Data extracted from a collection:
START

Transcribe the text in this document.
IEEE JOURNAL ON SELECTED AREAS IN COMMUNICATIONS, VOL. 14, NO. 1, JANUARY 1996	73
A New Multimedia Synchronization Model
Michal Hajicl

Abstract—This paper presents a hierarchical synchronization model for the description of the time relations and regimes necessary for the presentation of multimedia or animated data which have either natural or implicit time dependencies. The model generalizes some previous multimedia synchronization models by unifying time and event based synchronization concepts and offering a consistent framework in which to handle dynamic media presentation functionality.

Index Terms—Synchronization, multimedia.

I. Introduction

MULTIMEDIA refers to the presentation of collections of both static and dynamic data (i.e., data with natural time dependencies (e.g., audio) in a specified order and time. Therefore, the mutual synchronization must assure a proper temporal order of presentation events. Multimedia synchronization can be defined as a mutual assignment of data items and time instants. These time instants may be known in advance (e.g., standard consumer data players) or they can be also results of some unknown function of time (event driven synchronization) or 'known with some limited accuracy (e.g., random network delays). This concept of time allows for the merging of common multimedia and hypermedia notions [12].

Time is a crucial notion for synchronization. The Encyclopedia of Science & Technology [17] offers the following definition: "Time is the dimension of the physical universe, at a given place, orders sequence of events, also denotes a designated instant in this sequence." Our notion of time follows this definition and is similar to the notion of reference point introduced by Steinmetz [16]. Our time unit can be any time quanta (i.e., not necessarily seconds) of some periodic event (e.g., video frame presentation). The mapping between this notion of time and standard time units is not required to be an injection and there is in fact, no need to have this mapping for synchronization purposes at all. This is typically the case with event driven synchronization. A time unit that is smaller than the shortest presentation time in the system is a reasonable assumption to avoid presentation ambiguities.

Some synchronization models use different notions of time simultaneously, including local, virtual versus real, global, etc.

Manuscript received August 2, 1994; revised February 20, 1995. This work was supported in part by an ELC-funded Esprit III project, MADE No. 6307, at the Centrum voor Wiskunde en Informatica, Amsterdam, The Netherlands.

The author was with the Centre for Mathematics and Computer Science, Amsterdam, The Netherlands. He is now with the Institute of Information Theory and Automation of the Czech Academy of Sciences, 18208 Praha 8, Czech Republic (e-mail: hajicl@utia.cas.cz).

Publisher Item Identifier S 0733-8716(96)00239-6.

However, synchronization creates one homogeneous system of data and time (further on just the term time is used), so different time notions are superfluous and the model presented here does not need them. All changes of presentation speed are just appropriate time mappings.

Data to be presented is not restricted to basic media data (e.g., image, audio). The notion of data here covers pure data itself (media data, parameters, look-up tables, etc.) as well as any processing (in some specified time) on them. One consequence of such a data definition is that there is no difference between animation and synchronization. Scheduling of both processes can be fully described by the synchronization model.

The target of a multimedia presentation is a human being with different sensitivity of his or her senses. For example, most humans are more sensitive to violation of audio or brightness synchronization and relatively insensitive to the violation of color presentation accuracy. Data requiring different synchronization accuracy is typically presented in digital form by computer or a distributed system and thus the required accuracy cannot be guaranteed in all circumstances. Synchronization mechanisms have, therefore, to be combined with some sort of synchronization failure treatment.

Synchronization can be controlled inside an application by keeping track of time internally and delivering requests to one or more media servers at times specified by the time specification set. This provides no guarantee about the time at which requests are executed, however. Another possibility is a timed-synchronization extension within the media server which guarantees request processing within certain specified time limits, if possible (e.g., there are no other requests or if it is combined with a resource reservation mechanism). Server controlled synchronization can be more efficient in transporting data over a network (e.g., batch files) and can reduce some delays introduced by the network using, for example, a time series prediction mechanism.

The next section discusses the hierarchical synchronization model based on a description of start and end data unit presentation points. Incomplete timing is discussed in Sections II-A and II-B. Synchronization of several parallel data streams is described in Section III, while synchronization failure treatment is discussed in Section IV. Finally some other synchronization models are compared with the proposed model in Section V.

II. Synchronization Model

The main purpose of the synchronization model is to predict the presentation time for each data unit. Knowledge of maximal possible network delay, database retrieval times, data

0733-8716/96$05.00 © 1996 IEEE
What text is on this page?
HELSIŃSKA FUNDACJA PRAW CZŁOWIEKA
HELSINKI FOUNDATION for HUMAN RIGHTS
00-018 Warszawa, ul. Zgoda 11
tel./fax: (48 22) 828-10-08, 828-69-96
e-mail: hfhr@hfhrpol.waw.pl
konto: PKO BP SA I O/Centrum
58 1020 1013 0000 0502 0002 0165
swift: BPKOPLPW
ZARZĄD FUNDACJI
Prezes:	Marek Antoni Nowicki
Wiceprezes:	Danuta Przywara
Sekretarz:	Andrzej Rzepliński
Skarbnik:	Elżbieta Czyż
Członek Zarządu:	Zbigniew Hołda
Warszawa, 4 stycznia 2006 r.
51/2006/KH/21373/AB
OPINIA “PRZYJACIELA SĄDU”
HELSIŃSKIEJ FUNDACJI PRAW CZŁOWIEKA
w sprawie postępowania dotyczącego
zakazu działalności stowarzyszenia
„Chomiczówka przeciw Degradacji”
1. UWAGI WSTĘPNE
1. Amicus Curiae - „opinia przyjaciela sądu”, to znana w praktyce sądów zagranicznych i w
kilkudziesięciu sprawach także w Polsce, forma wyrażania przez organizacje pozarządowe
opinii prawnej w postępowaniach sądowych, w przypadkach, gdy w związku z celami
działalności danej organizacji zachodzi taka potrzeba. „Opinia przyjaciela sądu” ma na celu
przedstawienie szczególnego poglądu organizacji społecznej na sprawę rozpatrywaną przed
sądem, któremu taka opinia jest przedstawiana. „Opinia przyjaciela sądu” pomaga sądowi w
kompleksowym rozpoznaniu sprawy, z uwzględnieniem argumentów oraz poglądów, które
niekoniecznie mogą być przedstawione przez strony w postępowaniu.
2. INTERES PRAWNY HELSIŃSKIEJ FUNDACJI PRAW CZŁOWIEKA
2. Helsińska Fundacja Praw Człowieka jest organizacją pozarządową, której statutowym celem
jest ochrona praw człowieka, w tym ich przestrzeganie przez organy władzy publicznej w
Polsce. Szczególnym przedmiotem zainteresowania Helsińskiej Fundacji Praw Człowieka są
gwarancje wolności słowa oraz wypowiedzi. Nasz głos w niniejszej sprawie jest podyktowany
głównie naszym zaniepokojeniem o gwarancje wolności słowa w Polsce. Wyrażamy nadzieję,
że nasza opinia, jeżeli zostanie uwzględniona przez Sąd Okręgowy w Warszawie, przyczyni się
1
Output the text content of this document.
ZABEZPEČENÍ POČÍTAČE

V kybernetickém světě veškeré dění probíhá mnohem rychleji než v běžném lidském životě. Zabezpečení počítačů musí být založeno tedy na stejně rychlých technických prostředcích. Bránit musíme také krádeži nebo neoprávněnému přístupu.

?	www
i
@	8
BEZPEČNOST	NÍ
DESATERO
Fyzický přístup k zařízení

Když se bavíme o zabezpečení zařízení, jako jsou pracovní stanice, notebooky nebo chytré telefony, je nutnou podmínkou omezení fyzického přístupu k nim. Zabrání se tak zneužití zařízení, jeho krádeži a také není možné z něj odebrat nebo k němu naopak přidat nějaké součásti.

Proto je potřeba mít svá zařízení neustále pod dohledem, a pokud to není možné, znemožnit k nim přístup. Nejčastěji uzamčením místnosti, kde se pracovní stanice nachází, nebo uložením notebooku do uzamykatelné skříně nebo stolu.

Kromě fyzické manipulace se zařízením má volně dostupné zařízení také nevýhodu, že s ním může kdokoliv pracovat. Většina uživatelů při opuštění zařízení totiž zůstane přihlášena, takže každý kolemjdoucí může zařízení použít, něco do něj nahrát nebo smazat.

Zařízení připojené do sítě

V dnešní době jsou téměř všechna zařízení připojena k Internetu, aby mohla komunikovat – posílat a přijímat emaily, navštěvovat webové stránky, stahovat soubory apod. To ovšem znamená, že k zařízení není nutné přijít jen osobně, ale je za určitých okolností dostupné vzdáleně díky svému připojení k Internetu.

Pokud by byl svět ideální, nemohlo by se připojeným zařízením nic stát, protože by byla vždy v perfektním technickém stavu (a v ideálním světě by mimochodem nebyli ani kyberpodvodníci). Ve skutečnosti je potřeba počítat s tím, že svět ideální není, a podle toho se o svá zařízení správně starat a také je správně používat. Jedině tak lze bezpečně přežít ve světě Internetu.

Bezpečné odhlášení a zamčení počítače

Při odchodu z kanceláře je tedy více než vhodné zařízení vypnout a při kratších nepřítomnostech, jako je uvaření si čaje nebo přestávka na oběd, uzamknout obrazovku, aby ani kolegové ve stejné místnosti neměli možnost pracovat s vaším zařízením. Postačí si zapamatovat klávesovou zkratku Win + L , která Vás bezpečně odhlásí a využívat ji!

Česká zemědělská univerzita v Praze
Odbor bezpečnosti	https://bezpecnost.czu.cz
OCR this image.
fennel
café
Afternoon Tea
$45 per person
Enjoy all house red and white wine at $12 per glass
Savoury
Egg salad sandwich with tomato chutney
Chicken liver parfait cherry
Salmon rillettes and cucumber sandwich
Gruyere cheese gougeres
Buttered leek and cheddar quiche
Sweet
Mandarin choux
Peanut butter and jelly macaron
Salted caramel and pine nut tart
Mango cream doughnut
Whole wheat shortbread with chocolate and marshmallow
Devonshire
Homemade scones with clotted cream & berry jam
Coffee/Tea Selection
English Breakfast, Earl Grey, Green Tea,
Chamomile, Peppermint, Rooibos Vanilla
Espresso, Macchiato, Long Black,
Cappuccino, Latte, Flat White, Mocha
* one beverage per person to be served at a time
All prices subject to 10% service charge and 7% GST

END

_TASK STATEMENT_
State how many lines above contain the string "person", with no other words.

_EXERCISE RESPONSE_
2